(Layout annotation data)
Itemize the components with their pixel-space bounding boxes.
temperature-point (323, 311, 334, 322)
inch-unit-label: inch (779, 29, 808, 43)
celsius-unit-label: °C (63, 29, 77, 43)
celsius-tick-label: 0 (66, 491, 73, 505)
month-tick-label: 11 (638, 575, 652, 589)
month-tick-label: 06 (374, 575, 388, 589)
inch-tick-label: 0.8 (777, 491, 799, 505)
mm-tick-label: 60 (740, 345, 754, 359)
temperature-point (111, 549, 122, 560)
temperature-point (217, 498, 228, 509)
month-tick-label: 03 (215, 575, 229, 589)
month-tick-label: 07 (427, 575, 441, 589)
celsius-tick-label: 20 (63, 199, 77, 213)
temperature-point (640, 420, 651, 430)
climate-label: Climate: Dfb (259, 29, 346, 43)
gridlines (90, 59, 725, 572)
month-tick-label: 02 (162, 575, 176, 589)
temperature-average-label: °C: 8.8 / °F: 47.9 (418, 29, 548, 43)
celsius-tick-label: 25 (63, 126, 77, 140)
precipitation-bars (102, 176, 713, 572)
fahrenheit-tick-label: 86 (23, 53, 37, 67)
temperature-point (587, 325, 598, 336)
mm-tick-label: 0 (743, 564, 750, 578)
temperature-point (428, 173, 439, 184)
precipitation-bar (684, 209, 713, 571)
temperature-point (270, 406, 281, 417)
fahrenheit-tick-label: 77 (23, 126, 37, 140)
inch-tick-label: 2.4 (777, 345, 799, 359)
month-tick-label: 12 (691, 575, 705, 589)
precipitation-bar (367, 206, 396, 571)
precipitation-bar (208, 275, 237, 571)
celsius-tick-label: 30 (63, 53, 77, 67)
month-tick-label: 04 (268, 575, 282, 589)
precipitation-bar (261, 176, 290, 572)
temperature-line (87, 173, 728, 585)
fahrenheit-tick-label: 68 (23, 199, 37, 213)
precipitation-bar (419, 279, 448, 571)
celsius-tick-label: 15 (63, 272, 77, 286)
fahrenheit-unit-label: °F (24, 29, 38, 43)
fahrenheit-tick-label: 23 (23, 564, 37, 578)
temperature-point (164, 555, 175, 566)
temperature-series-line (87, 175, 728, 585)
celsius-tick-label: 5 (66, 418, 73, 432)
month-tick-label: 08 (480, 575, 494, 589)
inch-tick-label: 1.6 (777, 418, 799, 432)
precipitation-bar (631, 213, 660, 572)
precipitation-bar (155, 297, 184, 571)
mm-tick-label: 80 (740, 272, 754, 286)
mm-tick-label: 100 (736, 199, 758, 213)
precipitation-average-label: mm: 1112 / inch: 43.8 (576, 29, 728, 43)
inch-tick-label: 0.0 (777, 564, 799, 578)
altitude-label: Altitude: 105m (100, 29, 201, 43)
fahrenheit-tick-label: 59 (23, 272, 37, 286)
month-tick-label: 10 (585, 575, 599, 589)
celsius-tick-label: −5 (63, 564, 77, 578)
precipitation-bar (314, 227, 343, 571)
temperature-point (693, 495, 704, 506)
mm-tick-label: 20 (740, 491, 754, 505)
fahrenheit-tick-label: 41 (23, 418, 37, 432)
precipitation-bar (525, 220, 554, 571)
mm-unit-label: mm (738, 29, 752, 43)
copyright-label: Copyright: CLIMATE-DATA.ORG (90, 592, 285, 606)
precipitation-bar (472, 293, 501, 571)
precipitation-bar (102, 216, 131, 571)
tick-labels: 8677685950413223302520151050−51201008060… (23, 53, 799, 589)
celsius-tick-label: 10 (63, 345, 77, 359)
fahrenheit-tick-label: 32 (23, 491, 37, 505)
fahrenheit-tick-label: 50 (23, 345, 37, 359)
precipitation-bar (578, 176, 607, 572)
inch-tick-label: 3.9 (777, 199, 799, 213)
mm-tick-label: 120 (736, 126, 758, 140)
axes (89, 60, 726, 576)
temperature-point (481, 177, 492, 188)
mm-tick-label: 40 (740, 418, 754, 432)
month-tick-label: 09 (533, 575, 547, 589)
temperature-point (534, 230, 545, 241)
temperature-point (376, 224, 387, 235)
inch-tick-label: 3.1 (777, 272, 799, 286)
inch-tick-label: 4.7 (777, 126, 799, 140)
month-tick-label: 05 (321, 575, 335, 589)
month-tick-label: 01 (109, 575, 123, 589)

◆ GOAL: Count the lines in the rows above that contain the string "inch", and reply with only that number.

◆ THE OUTPUT: 9